— begin INPUT FOR THIS TASK —

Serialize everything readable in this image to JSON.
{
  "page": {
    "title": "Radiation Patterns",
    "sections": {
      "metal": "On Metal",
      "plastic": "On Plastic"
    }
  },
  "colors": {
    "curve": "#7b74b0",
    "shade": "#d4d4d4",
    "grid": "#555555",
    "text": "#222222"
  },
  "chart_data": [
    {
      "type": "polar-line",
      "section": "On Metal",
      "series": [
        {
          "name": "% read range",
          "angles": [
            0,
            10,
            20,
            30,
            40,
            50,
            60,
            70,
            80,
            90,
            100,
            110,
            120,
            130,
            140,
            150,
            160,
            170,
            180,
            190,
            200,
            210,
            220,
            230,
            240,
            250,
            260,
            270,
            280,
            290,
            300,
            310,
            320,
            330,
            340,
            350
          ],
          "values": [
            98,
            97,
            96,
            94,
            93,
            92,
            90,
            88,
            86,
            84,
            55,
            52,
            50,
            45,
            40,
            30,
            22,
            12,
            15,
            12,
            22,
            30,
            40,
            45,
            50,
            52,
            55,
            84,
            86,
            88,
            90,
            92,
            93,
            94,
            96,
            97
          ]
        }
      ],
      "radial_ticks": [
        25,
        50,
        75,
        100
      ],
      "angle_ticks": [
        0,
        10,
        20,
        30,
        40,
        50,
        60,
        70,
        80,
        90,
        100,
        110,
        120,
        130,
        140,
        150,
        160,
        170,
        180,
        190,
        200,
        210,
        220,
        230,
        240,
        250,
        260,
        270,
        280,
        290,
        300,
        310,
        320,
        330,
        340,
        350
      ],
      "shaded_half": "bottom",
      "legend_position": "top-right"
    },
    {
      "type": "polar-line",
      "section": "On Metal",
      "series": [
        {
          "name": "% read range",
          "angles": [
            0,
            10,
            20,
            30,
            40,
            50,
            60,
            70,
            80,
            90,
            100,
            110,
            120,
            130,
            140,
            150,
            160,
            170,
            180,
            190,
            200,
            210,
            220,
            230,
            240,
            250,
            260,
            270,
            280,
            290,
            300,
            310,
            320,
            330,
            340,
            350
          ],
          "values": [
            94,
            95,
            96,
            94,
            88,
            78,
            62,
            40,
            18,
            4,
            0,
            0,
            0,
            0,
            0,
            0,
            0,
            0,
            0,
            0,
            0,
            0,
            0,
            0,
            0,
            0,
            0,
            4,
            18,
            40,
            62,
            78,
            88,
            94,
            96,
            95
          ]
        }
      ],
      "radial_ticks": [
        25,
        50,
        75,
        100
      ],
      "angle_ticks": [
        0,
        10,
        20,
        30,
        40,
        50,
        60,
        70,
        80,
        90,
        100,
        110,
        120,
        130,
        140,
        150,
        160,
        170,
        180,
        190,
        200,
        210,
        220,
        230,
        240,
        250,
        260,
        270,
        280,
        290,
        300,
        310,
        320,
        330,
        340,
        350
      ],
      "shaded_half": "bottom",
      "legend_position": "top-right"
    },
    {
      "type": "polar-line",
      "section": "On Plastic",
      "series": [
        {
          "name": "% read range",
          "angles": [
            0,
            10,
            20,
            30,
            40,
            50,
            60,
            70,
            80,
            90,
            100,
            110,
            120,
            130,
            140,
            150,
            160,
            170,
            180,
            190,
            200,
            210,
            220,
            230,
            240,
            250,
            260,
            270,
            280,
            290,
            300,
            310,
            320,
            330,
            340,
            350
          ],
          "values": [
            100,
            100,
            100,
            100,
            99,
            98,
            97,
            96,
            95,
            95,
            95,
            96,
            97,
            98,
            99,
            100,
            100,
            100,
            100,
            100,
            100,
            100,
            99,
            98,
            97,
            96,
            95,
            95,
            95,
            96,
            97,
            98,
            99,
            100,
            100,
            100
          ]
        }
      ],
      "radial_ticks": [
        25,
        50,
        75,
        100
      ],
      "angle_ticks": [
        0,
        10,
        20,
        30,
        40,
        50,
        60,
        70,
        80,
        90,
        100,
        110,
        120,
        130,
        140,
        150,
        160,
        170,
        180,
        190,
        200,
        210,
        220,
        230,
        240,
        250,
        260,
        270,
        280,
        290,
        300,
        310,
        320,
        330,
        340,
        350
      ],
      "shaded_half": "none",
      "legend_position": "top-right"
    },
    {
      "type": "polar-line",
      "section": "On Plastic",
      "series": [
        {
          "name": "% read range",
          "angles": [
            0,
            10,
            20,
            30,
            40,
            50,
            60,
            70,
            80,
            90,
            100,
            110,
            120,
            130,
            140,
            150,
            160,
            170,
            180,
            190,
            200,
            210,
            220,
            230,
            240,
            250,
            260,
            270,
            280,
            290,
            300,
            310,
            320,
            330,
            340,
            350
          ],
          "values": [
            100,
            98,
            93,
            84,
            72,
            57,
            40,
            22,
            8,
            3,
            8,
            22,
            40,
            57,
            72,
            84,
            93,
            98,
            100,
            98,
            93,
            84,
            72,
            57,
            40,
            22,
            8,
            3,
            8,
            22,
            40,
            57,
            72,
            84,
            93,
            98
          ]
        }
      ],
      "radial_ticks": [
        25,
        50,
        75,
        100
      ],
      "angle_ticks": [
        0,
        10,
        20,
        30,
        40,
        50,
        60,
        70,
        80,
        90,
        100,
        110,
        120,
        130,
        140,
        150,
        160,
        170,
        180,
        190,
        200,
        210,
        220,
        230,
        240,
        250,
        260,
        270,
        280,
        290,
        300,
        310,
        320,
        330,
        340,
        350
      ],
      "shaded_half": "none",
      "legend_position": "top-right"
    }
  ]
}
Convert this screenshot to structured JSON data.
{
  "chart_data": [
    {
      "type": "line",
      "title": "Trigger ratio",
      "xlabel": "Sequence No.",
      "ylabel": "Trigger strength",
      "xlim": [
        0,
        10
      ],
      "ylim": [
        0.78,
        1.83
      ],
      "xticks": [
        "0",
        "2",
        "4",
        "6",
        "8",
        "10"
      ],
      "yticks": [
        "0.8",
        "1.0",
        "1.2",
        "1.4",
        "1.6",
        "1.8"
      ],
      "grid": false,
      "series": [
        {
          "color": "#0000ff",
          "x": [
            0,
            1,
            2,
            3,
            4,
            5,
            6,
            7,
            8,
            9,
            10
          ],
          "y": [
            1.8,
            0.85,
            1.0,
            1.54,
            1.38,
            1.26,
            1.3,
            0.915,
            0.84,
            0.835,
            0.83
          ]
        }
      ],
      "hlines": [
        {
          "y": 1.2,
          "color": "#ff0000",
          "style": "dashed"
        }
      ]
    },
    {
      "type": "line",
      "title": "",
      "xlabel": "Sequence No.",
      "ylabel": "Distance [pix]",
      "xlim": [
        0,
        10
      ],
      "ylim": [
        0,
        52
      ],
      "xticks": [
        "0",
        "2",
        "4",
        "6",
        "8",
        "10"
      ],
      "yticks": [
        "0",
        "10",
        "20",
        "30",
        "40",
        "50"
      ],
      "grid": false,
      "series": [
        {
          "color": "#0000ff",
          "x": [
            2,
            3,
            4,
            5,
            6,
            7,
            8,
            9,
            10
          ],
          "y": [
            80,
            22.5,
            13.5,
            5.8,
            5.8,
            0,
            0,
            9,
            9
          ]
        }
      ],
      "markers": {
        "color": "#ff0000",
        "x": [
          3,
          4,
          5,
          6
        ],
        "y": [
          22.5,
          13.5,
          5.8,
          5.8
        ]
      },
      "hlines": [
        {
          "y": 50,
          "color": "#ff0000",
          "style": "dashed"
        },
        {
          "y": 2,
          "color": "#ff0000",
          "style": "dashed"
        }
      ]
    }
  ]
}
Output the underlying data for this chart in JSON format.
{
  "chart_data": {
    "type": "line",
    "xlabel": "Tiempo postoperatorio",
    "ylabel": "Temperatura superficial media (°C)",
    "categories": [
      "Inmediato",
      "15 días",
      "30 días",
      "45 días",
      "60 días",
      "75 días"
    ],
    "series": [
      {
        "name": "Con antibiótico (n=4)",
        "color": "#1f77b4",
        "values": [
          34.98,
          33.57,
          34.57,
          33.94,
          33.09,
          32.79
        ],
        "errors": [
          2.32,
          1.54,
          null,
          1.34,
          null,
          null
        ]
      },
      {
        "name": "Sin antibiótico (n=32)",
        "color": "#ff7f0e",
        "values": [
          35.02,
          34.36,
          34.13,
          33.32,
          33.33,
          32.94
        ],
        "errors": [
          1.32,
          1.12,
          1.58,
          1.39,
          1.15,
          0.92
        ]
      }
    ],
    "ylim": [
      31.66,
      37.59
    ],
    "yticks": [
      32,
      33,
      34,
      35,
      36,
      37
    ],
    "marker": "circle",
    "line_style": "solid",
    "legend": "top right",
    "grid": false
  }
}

— end INPUT FOR THIS TASK —

### YOUR TASK
Quote verbatim the line containing "Output the underlying" and every line after it through the end of the records above.

### FULL OUTPUT
Output the underlying data for this chart in JSON format.
{
  "chart_data": {
    "type": "line",
    "xlabel": "Tiempo postoperatorio",
    "ylabel": "Temperatura superficial media (°C)",
    "categories": [
      "Inmediato",
      "15 días",
      "30 días",
      "45 días",
      "60 días",
      "75 días"
    ],
    "series": [
      {
        "name": "Con antibiótico (n=4)",
        "color": "#1f77b4",
        "values": [
          34.98,
          33.57,
          34.57,
          33.94,
          33.09,
          32.79
        ],
        "errors": [
          2.32,
          1.54,
          null,
          1.34,
          null,
          null
        ]
      },
      {
        "name": "Sin antibiótico (n=32)",
        "color": "#ff7f0e",
        "values": [
          35.02,
          34.36,
          34.13,
          33.32,
          33.33,
          32.94
        ],
        "errors": [
          1.32,
          1.12,
          1.58,
          1.39,
          1.15,
          0.92
        ]
      }
    ],
    "ylim": [
      31.66,
      37.59
    ],
    "yticks": [
      32,
      33,
      34,
      35,
      36,
      37
    ],
    "marker": "circle",
    "line_style": "solid",
    "legend": "top right",
    "grid": false
  }
}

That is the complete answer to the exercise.